(SET EXERCISE):
Find each line holding the word "right" and give the number of such lines, nothing else.

----

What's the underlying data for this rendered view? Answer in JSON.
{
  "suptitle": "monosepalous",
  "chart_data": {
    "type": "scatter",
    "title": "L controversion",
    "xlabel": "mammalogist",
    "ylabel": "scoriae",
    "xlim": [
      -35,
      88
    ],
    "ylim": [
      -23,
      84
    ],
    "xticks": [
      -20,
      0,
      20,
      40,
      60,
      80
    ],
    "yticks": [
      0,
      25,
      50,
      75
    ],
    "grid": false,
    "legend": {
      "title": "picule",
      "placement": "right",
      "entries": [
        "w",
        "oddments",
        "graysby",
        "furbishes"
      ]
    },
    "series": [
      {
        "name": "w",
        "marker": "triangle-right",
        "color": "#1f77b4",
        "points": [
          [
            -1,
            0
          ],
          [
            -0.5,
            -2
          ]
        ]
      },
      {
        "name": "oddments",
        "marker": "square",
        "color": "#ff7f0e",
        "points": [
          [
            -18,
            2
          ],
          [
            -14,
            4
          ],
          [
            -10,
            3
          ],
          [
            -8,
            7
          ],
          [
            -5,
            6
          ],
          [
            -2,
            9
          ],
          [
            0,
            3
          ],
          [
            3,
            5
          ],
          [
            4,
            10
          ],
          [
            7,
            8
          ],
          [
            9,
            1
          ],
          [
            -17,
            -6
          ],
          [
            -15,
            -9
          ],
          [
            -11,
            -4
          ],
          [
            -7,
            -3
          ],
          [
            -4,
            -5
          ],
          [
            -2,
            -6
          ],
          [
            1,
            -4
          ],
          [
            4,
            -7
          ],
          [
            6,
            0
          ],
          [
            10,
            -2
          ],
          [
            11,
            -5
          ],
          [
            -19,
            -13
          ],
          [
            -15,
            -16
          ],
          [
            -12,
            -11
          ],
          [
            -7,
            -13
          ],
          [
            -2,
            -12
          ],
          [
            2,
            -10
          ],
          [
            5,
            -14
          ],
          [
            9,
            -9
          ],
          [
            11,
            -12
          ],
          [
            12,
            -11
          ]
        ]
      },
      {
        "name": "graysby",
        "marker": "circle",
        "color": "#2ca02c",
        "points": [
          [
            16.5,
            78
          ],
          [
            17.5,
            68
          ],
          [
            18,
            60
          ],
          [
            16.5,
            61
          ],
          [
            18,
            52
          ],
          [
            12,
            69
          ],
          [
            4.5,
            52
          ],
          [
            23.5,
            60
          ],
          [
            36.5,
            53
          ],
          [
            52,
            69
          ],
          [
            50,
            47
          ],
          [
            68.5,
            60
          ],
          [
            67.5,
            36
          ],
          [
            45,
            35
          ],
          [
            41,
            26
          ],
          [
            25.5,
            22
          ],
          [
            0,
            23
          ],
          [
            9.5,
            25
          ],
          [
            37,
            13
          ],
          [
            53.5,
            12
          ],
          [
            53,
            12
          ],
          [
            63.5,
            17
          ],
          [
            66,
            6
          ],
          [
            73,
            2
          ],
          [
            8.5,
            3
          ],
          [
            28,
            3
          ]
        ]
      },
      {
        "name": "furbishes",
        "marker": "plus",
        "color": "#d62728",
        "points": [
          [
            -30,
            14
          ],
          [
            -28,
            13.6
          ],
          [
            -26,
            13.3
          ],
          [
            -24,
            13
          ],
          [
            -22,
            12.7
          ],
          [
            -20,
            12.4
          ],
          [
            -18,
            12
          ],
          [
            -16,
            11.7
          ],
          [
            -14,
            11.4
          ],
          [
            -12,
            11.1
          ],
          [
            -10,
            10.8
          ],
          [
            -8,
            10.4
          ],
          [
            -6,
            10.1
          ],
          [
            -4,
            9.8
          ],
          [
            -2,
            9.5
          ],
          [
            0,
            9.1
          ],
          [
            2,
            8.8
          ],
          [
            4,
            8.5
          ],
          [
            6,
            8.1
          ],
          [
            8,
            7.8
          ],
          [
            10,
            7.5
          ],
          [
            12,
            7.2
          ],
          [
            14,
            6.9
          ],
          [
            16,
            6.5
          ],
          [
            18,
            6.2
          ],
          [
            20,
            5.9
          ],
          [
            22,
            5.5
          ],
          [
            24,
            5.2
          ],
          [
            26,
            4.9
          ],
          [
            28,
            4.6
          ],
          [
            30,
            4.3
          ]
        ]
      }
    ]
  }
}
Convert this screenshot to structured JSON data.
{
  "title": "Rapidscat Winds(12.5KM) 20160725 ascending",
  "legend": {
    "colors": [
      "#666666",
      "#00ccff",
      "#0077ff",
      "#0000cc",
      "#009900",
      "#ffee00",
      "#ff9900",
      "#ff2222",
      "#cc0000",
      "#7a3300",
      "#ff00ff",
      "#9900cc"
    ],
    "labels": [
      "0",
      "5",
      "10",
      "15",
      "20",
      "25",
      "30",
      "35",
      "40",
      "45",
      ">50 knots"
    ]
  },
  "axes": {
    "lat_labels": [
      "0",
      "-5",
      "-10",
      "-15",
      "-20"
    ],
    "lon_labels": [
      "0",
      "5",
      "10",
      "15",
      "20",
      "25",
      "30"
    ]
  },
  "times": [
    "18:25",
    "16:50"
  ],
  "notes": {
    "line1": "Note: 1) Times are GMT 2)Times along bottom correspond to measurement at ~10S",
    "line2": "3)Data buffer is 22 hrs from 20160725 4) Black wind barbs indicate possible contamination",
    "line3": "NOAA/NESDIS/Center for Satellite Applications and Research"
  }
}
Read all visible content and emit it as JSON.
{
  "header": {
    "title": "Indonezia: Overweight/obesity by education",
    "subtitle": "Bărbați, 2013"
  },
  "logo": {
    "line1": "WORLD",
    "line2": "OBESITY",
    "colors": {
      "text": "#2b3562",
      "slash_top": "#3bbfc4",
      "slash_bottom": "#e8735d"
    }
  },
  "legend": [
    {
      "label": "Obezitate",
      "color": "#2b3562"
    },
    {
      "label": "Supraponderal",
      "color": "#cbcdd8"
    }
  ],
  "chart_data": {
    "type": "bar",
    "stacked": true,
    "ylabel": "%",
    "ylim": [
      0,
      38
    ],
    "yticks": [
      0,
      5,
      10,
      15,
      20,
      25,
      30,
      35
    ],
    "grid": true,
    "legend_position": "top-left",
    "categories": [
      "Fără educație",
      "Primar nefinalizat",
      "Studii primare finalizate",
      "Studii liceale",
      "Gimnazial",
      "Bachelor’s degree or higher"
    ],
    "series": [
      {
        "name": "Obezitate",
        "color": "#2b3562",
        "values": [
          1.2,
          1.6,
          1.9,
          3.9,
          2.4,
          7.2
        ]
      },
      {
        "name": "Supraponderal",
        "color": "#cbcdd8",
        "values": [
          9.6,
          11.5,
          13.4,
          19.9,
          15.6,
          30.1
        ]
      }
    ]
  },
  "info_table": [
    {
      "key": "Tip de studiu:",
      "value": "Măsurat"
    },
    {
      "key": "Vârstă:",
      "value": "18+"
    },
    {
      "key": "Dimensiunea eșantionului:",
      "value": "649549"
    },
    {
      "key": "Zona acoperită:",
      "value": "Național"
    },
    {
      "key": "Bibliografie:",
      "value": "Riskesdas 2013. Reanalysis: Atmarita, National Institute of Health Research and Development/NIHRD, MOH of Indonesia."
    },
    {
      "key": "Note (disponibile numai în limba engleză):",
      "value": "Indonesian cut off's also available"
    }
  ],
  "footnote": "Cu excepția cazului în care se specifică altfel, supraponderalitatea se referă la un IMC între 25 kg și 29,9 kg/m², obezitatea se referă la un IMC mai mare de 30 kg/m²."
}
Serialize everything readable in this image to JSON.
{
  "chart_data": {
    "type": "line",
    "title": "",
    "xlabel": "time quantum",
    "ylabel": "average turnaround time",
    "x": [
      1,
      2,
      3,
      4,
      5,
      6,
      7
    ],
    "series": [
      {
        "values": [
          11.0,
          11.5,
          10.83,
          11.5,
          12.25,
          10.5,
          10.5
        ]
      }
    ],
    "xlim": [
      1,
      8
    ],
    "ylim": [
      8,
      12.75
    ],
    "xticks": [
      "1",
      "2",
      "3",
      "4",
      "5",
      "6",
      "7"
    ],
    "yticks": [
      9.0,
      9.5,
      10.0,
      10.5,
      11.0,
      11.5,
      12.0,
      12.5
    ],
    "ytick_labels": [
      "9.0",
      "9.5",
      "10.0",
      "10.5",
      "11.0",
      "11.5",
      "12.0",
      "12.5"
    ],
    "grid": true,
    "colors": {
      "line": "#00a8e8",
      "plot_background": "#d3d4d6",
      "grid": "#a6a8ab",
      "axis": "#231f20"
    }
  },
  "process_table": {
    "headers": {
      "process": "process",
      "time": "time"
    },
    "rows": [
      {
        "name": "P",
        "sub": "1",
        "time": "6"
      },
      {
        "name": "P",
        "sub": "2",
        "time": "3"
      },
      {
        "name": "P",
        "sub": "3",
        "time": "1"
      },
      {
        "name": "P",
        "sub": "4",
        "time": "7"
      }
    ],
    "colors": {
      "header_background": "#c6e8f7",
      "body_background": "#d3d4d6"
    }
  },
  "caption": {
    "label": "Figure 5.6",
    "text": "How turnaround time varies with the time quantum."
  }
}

----

(SOLUTION TO THIS PROBLEM):
2